Correspondence on not-so-famous lost words

November-December 2012

Jack Holt seeks the source of “The most difficult part of attaining perfection is finding something to do for an encore” (regularly credited online to “Author unknown”).

Arnold Rosenberg hopes for leads to the origin of the aphorism “You like because of; you love in spite of.” Pointers are welcome.

Programming day (September-October). A tip from E.J. Barnes led (courtesy of Google and Wikipedia) to the identification of “Profession,” by Isaac Asimov. Published in the July 1957 issue of Astounding Science Fiction, it was subsequently reprinted in the author’s 1959 collection Nine Tomorrows: Tales of the Near Future. Barrie Greene was first to provide a link to one of the many online copies of the text.

“red Coke can in the snow” (July-August). Dorrie Bell noted, from Ngaio Marsh’s Clutch of Constables (1969): “I remember that on a walk…I looked into a dell and saw, deep down, an astonishing spot of scarlet. I thought: ‘Ah! A superb fungus secretly devouring the earth and the air.’…I went down to look more closely at it and found that it was a discarded fish-tin with a red label. Was it the less beautiful for my discovery?” Bell added, “I therefore infer that the trope of the red beautiful-trash item was common in the period and not just to be found in the Beat poets of San Francisco.”

→ STATED PROBLEM 1
In the lost-words correspondence, shorten the paragraph beginning "Programming day (September-October)" while keeping its main facts.

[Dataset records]

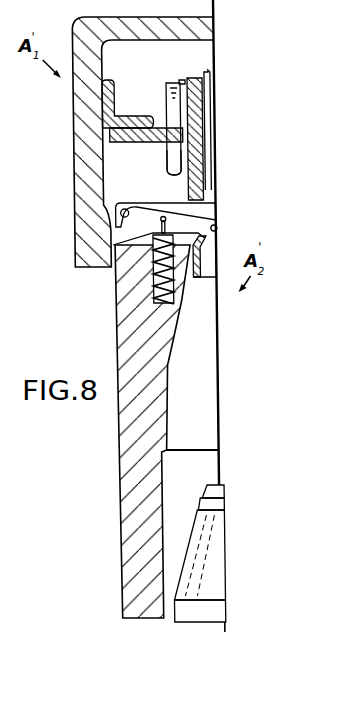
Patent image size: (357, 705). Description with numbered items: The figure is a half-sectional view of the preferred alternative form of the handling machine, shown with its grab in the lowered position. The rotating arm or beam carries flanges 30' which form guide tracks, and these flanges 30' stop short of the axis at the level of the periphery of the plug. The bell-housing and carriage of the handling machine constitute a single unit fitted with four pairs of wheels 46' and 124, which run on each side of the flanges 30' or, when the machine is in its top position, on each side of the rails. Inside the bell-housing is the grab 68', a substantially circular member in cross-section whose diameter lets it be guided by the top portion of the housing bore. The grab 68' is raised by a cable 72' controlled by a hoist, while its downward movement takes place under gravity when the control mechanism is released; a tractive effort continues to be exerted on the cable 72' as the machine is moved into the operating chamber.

The flanges 30' is at (142, 125).
The wheels 46' is at (157, 124).
The wheels 124 is at (168, 177).
The cable 72' is at (212, 344).
The grab 68' is at (217, 553).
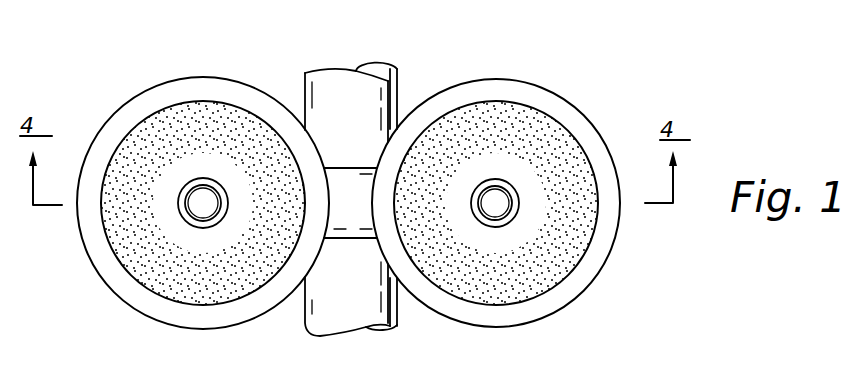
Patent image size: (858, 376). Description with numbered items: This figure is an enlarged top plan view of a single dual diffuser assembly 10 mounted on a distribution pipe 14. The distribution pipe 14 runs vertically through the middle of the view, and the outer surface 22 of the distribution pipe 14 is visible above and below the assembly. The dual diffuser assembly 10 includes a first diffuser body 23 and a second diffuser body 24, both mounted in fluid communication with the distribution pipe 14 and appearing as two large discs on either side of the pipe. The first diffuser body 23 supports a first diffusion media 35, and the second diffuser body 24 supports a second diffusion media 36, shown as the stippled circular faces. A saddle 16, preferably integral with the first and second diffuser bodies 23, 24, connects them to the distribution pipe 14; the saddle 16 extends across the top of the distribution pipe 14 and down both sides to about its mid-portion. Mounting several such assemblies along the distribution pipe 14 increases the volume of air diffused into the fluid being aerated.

The dual diffuser assembly 10 is at (592, 100).
The distribution pipe 14 is at (400, 83).
The saddle 16 is at (345, 172).
The outer surface 22 is at (358, 233).
The first diffuser body 23 is at (555, 297).
The second diffuser body 24 is at (148, 308).
The first diffusion media 35 is at (565, 245).
The second diffusion media 36 is at (138, 255).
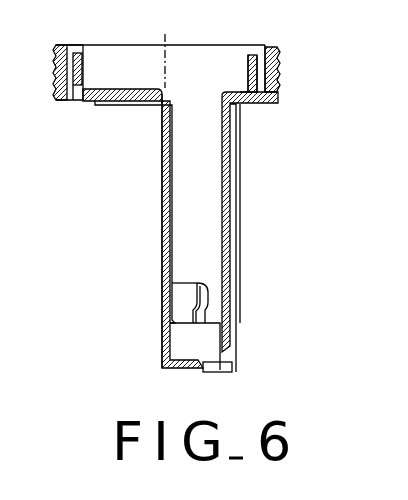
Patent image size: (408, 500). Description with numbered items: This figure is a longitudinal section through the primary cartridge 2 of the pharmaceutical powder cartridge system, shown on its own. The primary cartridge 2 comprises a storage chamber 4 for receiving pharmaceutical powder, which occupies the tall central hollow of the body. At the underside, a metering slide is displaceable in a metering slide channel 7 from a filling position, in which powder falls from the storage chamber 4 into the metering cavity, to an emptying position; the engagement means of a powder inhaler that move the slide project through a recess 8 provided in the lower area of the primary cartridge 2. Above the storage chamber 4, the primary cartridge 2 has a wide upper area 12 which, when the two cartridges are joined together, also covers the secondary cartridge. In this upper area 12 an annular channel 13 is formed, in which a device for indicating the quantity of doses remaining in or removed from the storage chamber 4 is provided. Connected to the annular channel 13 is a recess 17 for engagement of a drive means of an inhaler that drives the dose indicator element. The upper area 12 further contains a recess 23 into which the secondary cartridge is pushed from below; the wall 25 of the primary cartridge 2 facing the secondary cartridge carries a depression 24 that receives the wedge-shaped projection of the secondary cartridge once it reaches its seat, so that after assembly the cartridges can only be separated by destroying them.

The primary cartridge 2 is at (162, 228).
The storage chamber 4 is at (203, 203).
The metering slide channel 7 is at (205, 338).
The recess 8 is at (232, 368).
The upper area 12 is at (278, 91).
The annular channel 13 is at (276, 61).
The recess 17 is at (68, 99).
The recess 23 is at (128, 103).
The depression 24 is at (162, 190).
The wall 25 is at (162, 243).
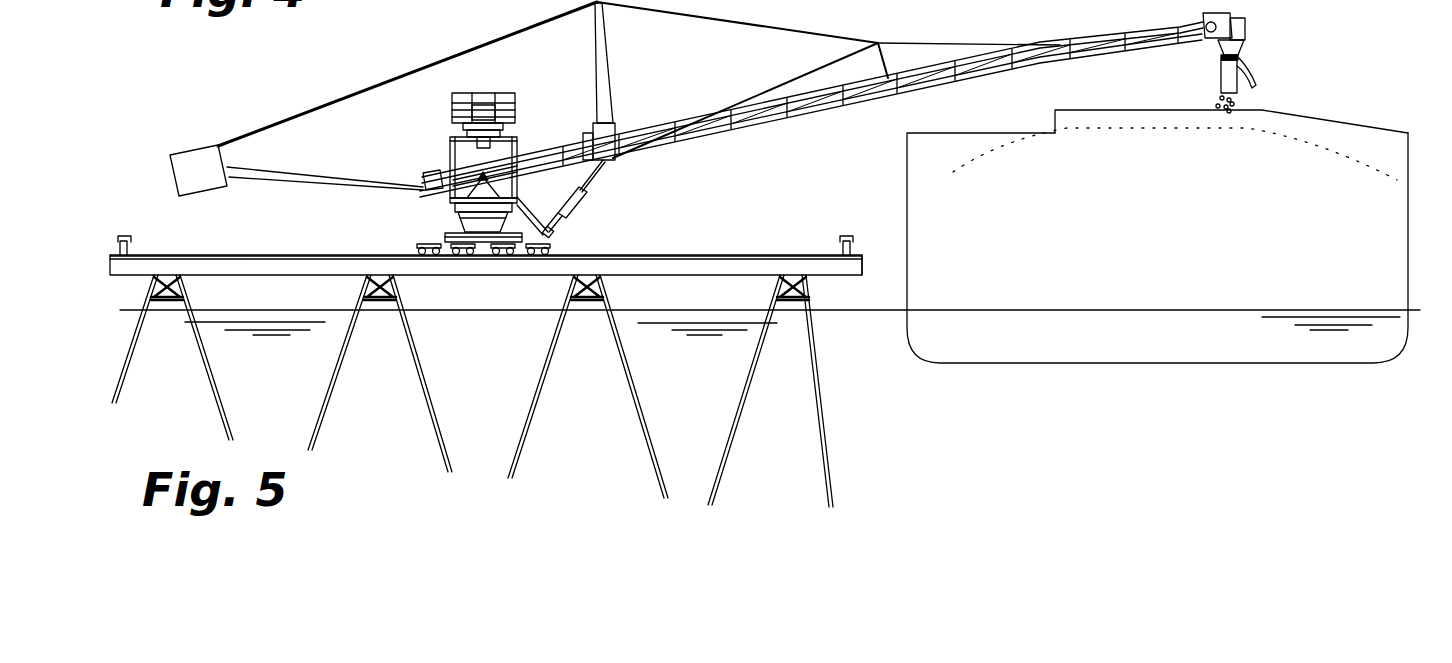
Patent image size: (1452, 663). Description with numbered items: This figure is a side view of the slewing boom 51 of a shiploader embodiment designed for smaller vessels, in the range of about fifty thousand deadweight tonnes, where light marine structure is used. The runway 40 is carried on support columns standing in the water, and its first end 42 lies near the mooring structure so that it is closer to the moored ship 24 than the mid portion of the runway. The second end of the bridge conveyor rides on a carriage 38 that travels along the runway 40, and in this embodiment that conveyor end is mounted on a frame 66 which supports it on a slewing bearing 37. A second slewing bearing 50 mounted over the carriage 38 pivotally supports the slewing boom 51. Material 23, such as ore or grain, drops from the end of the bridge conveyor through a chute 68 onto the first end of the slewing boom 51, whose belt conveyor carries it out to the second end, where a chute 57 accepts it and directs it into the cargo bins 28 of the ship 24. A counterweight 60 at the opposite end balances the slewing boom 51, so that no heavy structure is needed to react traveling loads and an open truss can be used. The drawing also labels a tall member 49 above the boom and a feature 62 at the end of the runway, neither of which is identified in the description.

The materials 23 is at (1220, 106).
The ship 24 is at (966, 282).
The cargo bins 28 is at (1123, 110).
The slewing bearing 37 is at (516, 130).
The carriage 38 is at (402, 242).
The runway 40 is at (686, 250).
The first end 42 is at (818, 254).
The mast 49 is at (613, 97).
The slewing bearing 50 is at (457, 219).
The slewing boom 51 is at (825, 115).
The chute 57 is at (1255, 70).
The counterweight 60 is at (171, 155).
The pier edge 62 is at (866, 268).
The frame 66 is at (450, 158).
The chute 68 is at (456, 151).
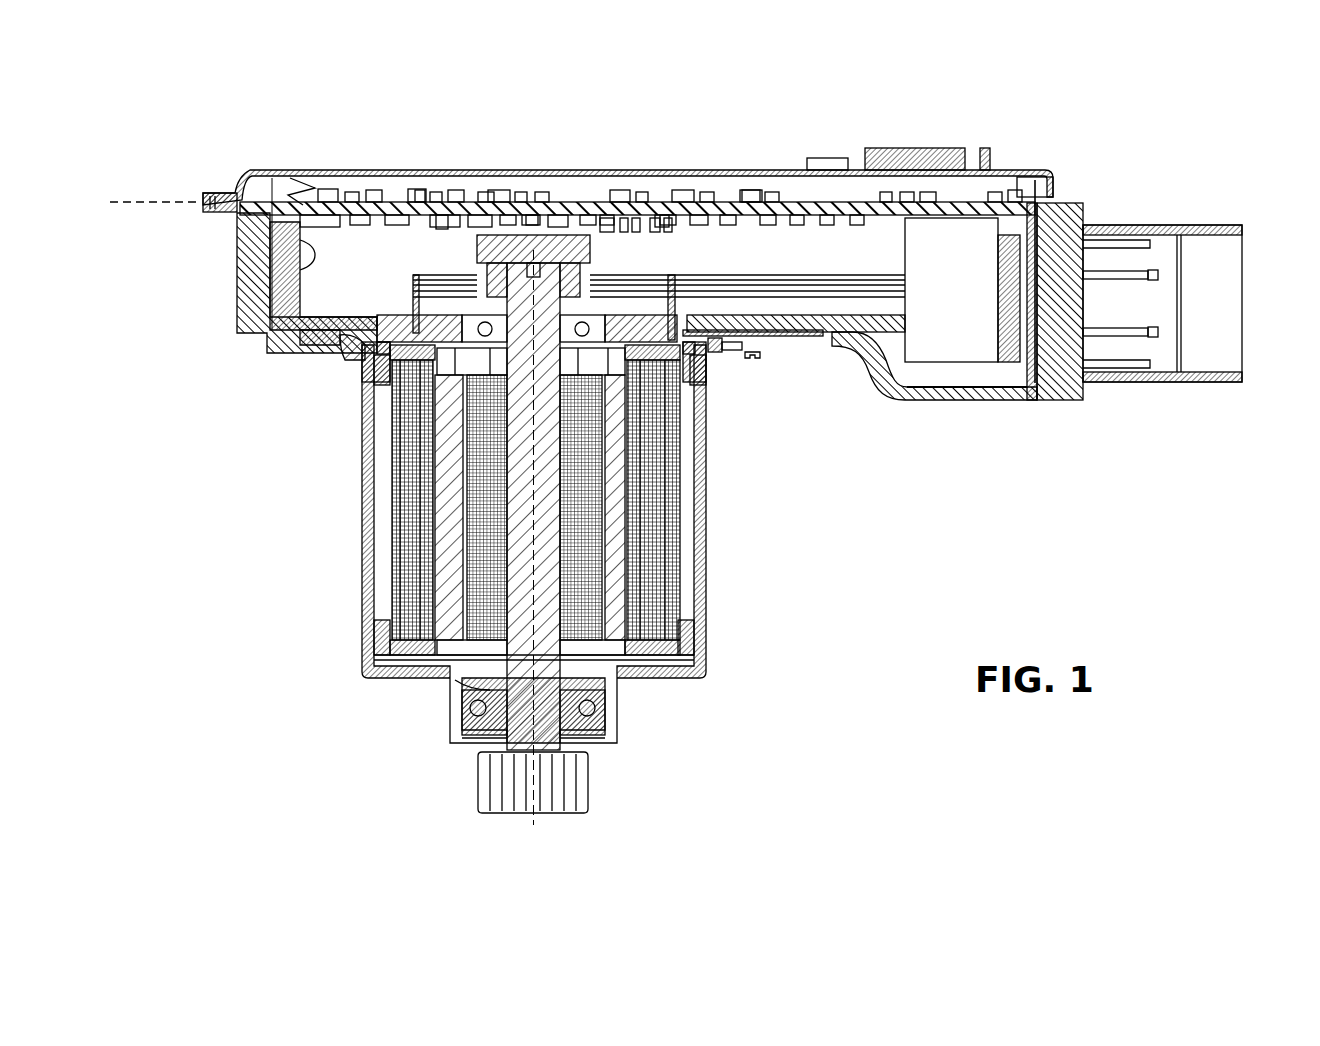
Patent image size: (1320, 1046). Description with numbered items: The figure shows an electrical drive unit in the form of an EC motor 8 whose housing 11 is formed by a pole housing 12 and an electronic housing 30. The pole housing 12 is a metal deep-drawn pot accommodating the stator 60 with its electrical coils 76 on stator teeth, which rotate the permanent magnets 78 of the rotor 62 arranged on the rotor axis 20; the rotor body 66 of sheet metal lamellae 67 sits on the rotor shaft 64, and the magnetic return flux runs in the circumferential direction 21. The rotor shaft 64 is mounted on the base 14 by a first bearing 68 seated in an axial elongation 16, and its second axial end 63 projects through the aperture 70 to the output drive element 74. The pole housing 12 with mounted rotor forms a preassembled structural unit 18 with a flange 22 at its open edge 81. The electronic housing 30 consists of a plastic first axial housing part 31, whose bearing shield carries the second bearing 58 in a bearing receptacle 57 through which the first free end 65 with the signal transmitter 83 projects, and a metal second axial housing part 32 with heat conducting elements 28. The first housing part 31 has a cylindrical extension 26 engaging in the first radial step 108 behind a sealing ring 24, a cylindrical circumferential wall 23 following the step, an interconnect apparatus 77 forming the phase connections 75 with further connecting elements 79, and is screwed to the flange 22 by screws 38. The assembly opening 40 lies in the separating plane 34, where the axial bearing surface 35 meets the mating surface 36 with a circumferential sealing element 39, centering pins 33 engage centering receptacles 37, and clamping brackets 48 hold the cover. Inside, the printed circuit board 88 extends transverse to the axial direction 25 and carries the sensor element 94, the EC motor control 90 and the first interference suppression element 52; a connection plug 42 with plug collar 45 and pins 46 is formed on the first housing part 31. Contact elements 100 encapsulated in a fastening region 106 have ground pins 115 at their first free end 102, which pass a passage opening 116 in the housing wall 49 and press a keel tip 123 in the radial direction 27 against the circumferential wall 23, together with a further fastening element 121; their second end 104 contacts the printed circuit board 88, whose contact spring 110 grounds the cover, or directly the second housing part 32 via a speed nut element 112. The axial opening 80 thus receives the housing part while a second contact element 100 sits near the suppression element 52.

→ STATED PROBLEM 2
Convert the records into a numbered list, from the start of the records through the line containing "The grab 68' is at (217, 553).", omitting blank lines and the pictures.

→ CORRECT RESPONSE 1
Following a tip from E.J. Barnes, Google and Wikipedia led to Isaac Asimov's "Profession." It first appeared in the July 1957 issue of Astounding Science Fiction and was reprinted in his 1959 collection Nine Tomorrows: Tales of the Near Future. Barrie Greene was the first to send a link to one of its many online copies.

→ CORRECT RESPONSE 2
1. Patent image size: (357, 705). Description with numbered items: The figure is a half-sectional view of the preferred alternative form of the handling machine, shown with its grab in the lowered position. The rotating arm or beam carries flanges 30' which form guide tracks, and these flanges 30' stop short of the axis at the level of the periphery of the plug. The bell-housing and carriage of the handling machine constitute a single unit fitted with four pairs of wheels 46' and 124, which run on each side of the flanges 30' or, when the machine is in its top position, on each side of the rails. Inside the bell-housing is the grab 68', a substantially circular member in cross-section whose diameter lets it be guided by the top portion of the housing bore. The grab 68' is raised by a cable 72' controlled by a hoist, while its downward movement takes place under gravity when the control mechanism is released; a tractive effort continues to be exerted on the cable 72' as the machine is moved into the operating chamber.
2. The flanges 30' is at (142, 125).
3. The wheels 46' is at (157, 124).
4. The wheels 124 is at (168, 177).
5. The cable 72' is at (212, 344).
6. The grab 68' is at (217, 553).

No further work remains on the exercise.